EXERCISE MATERIALS
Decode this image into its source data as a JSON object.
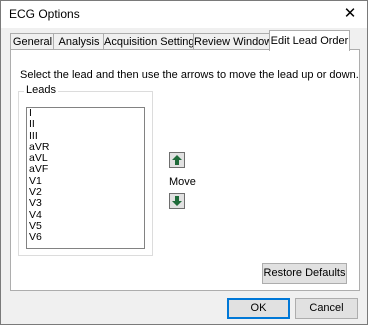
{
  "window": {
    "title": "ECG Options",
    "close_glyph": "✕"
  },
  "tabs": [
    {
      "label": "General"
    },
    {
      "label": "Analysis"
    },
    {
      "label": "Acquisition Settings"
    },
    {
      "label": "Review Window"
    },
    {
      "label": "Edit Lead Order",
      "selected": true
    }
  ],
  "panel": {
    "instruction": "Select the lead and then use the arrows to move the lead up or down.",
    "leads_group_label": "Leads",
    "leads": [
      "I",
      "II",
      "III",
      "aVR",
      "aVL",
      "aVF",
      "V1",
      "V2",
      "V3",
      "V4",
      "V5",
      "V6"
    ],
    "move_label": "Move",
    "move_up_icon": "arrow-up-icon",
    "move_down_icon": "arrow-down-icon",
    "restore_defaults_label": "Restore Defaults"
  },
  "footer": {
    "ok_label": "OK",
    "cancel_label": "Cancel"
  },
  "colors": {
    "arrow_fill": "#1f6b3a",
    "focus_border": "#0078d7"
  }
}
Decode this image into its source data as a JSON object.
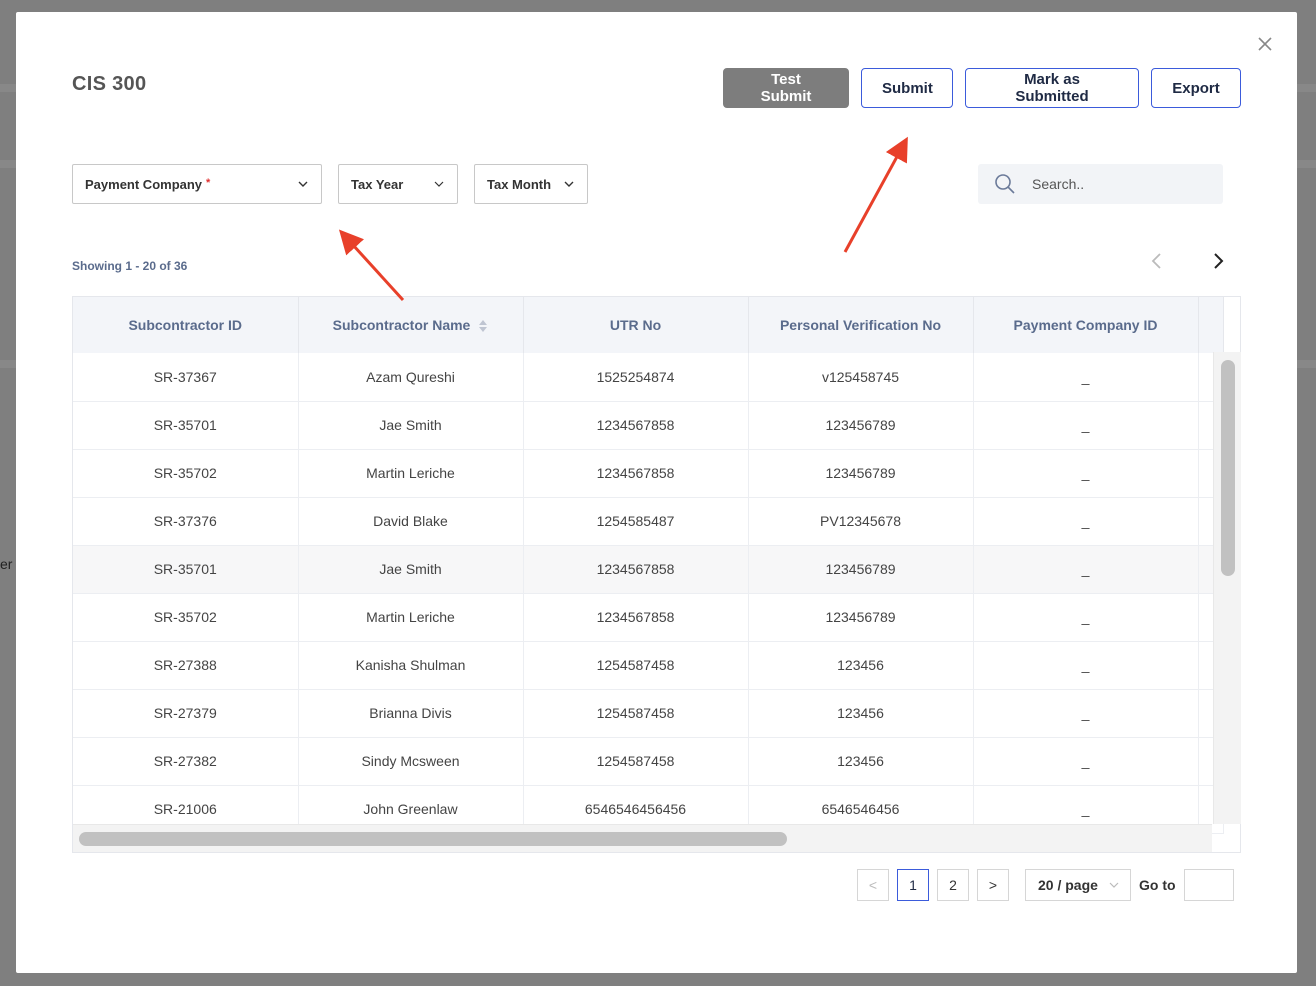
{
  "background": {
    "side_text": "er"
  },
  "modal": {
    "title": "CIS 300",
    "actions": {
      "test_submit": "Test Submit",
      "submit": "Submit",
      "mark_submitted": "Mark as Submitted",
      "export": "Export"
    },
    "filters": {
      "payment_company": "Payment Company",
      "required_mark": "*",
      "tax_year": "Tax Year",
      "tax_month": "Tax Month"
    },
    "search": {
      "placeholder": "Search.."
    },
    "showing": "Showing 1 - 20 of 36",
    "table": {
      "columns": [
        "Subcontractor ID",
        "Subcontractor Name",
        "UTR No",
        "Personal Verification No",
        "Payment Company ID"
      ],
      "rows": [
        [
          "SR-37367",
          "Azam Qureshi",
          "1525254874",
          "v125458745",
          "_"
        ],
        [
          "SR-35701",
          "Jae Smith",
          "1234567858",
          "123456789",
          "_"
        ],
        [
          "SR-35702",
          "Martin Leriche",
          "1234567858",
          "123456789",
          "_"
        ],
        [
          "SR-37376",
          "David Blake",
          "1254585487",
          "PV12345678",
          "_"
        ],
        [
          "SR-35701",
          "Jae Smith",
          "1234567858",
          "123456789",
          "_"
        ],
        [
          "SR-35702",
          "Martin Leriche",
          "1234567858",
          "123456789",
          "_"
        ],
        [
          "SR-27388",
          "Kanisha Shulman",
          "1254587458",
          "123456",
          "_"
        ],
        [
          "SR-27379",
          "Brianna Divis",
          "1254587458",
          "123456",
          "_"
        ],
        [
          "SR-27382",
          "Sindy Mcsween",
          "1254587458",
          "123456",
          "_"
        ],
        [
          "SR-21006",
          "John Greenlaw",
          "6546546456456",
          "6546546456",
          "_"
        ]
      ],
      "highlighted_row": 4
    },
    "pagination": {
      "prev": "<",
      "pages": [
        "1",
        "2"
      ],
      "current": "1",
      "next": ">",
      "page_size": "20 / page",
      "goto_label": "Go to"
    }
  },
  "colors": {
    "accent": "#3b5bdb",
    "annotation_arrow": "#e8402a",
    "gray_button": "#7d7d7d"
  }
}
==
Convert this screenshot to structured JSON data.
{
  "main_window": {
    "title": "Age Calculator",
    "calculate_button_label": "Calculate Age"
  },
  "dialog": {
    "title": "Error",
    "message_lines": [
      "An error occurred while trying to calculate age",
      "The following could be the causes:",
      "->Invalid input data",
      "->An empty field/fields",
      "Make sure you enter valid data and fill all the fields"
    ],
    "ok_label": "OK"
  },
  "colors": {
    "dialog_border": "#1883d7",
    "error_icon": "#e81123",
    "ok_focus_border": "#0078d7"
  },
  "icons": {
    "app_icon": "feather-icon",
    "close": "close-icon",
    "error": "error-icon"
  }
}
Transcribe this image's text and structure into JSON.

GOAL
Give again only the lines from the one bearing "Convert this screenshot" through the one bearing "Transcribe this image's", exactly as they stand.

FINISHED ANSWER
Convert this screenshot to structured JSON data.
{
  "main_window": {
    "title": "Age Calculator",
    "calculate_button_label": "Calculate Age"
  },
  "dialog": {
    "title": "Error",
    "message_lines": [
      "An error occurred while trying to calculate age",
      "The following could be the causes:",
      "->Invalid input data",
      "->An empty field/fields",
      "Make sure you enter valid data and fill all the fields"
    ],
    "ok_label": "OK"
  },
  "colors": {
    "dialog_border": "#1883d7",
    "error_icon": "#e81123",
    "ok_focus_border": "#0078d7"
  },
  "icons": {
    "app_icon": "feather-icon",
    "close": "close-icon",
    "error": "error-icon"
  }
}
Transcribe this image's text and structure into JSON.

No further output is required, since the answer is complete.